--- EXTRACTED ENTRIES ---

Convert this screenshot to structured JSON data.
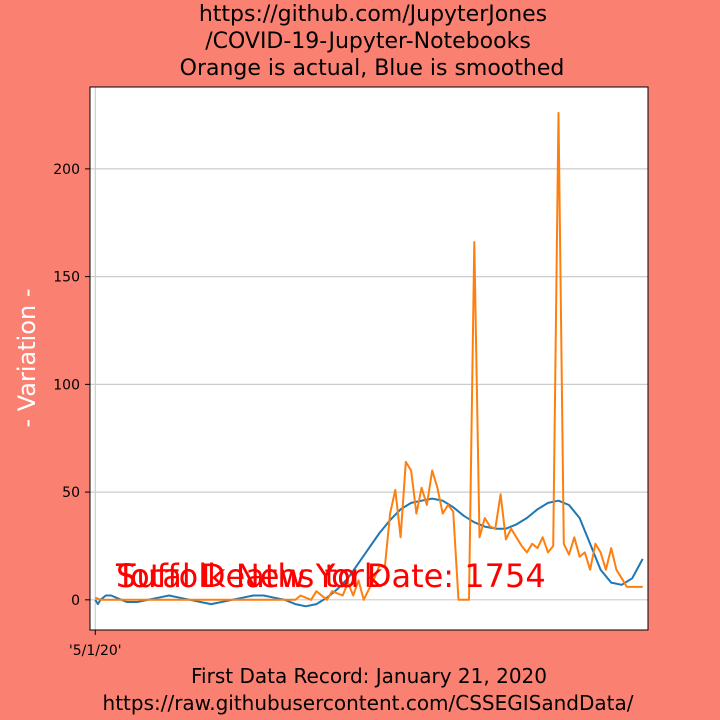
{
  "figure": {
    "background": "#FA8072",
    "plot_background": "#ffffff",
    "title_lines": [
      "https://github.com/JupyterJones",
      "/COVID-19-Jupyter-Notebooks",
      "Orange is actual, Blue is smoothed"
    ],
    "footer_lines": [
      "First Data Record: January 21, 2020",
      "https://raw.githubusercontent.com/CSSEGISandData/"
    ],
    "overlay_texts": [
      "Suffolk New York",
      "Total Deaths to Date: 1754"
    ],
    "overlay_color": "#ff0000"
  },
  "chart_data": {
    "type": "line",
    "title": "https://github.com/JupyterJones /COVID-19-Jupyter-Notebooks Orange is actual, Blue is smoothed",
    "xlabel": "First Data Record: January 21, 2020 https://raw.githubusercontent.com/CSSEGISandData/",
    "ylabel": "- Variation -",
    "ylim": [
      -14,
      238
    ],
    "xlim": [
      -1,
      105
    ],
    "yticks": [
      0,
      50,
      100,
      150,
      200
    ],
    "xticks": [
      {
        "x": 0,
        "label": "'5/1/20'"
      }
    ],
    "grid": true,
    "series": [
      {
        "name": "",
        "color": "#1f77b4",
        "x": [
          0,
          0.5,
          1,
          2,
          3,
          4,
          6,
          8,
          10,
          12,
          14,
          16,
          18,
          20,
          22,
          24,
          26,
          28,
          30,
          32,
          34,
          36,
          38,
          40,
          42,
          44,
          46,
          48,
          50,
          52,
          54,
          56,
          58,
          60,
          62,
          64,
          66,
          68,
          70,
          72,
          74,
          76,
          78,
          80,
          82,
          84,
          86,
          88,
          90,
          92,
          94,
          96,
          98,
          100,
          102,
          104
        ],
        "y": [
          0,
          -2,
          0,
          2,
          2,
          1,
          -1,
          -1,
          0,
          1,
          2,
          1,
          0,
          -1,
          -2,
          -1,
          0,
          1,
          2,
          2,
          1,
          0,
          -2,
          -3,
          -2,
          1,
          5,
          10,
          17,
          24,
          31,
          37,
          42,
          45,
          46,
          47,
          46,
          43,
          39,
          36,
          34,
          33,
          33,
          35,
          38,
          42,
          45,
          46,
          44,
          38,
          26,
          14,
          8,
          7,
          10,
          19
        ]
      },
      {
        "name": "",
        "color": "#ff7f0e",
        "x": [
          0,
          1,
          2,
          3,
          4,
          5,
          6,
          8,
          10,
          12,
          14,
          16,
          18,
          20,
          22,
          24,
          26,
          28,
          30,
          32,
          34,
          36,
          38,
          39,
          40,
          41,
          42,
          43,
          44,
          45,
          46,
          47,
          48,
          49,
          50,
          51,
          52,
          53,
          54,
          55,
          56,
          57,
          58,
          59,
          60,
          61,
          62,
          63,
          64,
          65,
          66,
          67,
          68,
          69,
          70,
          71,
          72,
          73,
          74,
          75,
          76,
          77,
          78,
          79,
          80,
          81,
          82,
          83,
          84,
          85,
          86,
          87,
          88,
          89,
          90,
          91,
          92,
          93,
          94,
          95,
          96,
          97,
          98,
          99,
          100,
          101,
          102,
          103,
          104
        ],
        "y": [
          1,
          0,
          0,
          0,
          0,
          0,
          0,
          0,
          0,
          0,
          0,
          0,
          0,
          0,
          0,
          0,
          0,
          0,
          0,
          0,
          0,
          0,
          0,
          2,
          1,
          0,
          4,
          2,
          0,
          4,
          3,
          2,
          8,
          2,
          9,
          0,
          5,
          10,
          16,
          15,
          40,
          51,
          29,
          64,
          60,
          40,
          52,
          44,
          60,
          52,
          40,
          44,
          41,
          0,
          0,
          0,
          166,
          29,
          38,
          34,
          33,
          49,
          28,
          33,
          29,
          25,
          22,
          26,
          24,
          29,
          22,
          25,
          226,
          26,
          21,
          29,
          20,
          22,
          14,
          26,
          22,
          14,
          24,
          14,
          10,
          6,
          6,
          6,
          6
        ]
      }
    ]
  }
}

---

__WHAT TO DO__.
Reply with nothing but the number of lines in the data above that contain "First".

__EXERCISE SOLUTION__.
2